--- Provided entries ---
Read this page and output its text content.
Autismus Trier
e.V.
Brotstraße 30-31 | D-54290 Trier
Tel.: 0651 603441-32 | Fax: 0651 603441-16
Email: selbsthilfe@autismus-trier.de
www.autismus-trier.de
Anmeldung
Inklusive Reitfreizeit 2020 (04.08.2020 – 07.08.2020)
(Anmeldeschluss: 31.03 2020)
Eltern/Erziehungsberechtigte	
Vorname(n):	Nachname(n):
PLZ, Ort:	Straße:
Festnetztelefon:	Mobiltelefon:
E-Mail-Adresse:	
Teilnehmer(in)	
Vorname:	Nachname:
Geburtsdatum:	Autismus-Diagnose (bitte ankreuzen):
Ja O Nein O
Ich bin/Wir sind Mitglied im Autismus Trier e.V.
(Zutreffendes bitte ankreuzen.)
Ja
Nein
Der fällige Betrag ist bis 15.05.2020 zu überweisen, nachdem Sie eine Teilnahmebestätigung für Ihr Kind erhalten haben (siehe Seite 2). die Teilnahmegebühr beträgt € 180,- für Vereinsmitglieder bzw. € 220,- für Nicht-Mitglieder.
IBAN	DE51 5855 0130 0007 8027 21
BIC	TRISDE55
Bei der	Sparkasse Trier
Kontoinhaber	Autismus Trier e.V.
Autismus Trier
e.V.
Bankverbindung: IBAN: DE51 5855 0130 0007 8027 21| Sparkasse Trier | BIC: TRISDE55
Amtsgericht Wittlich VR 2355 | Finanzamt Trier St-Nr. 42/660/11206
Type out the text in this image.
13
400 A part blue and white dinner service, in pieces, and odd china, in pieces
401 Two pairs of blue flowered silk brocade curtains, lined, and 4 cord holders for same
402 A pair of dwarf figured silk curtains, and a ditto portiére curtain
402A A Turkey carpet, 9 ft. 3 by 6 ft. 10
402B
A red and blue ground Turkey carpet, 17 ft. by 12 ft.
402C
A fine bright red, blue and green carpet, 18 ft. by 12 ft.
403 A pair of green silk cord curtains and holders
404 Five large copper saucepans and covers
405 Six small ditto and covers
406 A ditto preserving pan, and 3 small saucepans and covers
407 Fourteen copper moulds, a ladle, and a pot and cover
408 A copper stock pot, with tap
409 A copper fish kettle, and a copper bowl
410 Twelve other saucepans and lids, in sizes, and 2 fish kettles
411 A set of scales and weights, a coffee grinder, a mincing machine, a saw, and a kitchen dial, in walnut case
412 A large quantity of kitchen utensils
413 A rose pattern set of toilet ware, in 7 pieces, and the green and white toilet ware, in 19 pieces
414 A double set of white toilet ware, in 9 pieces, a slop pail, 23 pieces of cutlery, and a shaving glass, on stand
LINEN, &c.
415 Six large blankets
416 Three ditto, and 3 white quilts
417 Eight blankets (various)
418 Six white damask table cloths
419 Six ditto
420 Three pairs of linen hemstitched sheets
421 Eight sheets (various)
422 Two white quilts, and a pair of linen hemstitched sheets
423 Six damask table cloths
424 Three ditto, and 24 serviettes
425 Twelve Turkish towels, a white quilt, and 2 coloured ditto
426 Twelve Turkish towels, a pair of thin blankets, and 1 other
---
Look through the data above. Each line containing the word "Twelve" needs to be copied.

#### Full response
410 Twelve other saucepans and lids, in sizes, and 2 fish kettles
425 Twelve Turkish towels, a white quilt, and 2 coloured ditto
426 Twelve Turkish towels, a pair of thin blankets, and 1 other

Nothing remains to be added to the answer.